▶ [The request] Scan the material below for the string "транспортных", and copy every line where it shows up.

▶ [Record list]
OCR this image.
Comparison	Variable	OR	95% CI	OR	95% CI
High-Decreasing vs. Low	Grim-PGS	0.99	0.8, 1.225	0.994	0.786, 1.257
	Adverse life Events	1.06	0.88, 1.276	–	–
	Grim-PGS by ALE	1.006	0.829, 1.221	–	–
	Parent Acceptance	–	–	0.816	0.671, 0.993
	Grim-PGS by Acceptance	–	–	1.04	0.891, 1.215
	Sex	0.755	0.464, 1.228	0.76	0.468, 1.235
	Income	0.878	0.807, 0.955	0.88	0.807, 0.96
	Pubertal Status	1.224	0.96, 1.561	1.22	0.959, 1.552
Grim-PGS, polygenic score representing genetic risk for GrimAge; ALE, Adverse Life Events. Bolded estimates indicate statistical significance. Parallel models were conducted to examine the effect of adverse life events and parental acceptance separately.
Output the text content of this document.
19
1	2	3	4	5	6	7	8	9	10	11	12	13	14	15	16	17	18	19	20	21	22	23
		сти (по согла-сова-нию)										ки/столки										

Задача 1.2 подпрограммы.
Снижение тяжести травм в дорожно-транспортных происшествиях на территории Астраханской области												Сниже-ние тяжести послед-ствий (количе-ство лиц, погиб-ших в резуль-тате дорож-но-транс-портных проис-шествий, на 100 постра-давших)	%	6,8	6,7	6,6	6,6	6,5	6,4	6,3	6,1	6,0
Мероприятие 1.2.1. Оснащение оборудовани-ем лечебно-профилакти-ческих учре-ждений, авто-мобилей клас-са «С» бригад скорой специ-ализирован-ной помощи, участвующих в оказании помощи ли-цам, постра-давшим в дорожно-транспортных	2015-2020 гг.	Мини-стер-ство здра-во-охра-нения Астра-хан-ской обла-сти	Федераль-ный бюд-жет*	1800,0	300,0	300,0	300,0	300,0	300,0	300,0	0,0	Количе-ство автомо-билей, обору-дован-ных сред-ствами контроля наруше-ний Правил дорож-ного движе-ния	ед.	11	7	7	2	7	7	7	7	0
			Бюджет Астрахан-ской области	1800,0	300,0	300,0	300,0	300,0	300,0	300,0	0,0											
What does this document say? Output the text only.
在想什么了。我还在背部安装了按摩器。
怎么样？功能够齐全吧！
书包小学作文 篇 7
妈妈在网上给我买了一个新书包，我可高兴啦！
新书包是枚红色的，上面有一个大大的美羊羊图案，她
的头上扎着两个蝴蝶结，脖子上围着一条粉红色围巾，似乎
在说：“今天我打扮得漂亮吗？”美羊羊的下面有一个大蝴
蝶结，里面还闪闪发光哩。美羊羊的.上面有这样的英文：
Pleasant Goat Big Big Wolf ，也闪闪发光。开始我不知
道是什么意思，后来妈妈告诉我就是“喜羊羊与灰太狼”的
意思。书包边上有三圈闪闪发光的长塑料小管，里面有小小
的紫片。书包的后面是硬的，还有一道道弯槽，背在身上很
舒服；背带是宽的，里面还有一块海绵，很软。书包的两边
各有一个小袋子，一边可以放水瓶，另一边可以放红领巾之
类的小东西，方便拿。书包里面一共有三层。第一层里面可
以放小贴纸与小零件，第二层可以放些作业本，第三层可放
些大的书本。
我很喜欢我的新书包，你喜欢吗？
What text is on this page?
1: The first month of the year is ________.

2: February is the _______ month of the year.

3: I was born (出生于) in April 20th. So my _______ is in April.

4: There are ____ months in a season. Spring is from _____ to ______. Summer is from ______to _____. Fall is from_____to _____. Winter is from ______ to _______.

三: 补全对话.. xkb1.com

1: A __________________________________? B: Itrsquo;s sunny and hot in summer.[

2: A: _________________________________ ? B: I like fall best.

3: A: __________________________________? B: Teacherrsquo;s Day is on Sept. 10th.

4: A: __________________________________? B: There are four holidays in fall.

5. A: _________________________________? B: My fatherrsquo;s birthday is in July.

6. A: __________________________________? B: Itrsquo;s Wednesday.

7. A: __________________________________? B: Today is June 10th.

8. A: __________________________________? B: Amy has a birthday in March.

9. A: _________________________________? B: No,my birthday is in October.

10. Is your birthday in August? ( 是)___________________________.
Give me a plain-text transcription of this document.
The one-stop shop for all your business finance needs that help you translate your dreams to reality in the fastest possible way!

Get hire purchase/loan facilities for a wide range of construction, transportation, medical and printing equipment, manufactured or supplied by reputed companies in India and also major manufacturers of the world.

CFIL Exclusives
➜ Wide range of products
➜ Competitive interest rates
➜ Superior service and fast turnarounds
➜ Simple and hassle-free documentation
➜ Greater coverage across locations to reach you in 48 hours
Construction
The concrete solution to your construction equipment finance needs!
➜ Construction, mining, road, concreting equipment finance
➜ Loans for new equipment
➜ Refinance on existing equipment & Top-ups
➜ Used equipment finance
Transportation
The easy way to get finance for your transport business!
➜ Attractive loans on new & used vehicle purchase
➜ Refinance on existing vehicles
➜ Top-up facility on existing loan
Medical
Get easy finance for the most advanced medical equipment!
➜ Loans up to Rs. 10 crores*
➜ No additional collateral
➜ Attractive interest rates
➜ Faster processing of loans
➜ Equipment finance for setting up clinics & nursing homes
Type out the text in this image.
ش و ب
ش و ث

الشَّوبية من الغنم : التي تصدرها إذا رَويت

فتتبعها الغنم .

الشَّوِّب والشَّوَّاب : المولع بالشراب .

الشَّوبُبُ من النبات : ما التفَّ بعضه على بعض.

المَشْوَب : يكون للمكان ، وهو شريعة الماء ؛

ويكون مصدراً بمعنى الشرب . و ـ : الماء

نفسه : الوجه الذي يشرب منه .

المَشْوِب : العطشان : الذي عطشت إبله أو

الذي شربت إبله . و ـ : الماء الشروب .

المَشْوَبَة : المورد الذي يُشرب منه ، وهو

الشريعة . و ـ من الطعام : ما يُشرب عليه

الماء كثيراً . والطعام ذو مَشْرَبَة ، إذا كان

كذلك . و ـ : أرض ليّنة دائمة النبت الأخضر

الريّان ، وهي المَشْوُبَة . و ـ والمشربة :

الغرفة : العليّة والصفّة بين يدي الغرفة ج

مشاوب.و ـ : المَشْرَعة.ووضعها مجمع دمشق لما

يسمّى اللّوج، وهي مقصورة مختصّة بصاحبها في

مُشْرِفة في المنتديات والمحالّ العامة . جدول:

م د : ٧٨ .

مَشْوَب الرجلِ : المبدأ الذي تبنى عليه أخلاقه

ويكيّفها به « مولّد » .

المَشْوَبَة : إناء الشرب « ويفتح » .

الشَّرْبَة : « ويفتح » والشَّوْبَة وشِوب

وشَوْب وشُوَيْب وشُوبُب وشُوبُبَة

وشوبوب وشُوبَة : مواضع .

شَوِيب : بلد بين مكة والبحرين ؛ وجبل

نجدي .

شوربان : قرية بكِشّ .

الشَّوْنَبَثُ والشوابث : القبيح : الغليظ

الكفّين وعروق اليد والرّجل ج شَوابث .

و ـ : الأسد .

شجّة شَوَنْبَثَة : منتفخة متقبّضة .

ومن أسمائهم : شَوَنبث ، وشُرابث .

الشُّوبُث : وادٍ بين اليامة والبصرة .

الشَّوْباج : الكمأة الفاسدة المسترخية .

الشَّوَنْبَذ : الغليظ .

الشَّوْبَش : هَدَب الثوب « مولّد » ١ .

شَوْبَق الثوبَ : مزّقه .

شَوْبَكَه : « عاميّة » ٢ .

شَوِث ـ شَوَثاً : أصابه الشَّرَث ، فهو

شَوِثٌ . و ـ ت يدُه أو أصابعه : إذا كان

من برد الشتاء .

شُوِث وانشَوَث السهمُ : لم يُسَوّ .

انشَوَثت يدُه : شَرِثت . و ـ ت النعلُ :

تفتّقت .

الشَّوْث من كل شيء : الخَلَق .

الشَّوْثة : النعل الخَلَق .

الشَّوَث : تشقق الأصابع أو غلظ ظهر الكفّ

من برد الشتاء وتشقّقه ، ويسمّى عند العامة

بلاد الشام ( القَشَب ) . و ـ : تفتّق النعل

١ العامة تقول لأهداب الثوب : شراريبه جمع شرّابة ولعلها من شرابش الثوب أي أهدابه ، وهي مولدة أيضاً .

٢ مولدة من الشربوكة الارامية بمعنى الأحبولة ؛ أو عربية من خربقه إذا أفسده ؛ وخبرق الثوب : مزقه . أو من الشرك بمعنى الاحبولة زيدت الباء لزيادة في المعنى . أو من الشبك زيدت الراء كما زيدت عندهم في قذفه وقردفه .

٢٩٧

▶ [Exercise solution]
Снижение тяжести травм в дорожно-транспортных происшествиях на территории Астраханской области												Сниже-ние тяжести послед-ствий (количе-ство лиц, погиб-ших в резуль-тате дорож-но-транс-портных проис-шествий, на 100 постра-давших)	%	6,8	6,7	6,6	6,6	6,5	6,4	6,3	6,1	6,0
Мероприятие 1.2.1. Оснащение оборудовани-ем лечебно-профилакти-ческих учре-ждений, авто-мобилей клас-са «С» бригад скорой специ-ализирован-ной помощи, участвующих в оказании помощи ли-цам, постра-давшим в дорожно-транспортных	2015-2020 гг.	Мини-стер-ство здра-во-охра-нения Астра-хан-ской обла-сти	Федераль-ный бюд-жет*	1800,0	300,0	300,0	300,0	300,0	300,0	300,0	0,0	Количе-ство автомо-билей, обору-дован-ных сред-ствами контроля наруше-ний Правил дорож-ного движе-ния	ед.	11	7	7	2	7	7	7	7	0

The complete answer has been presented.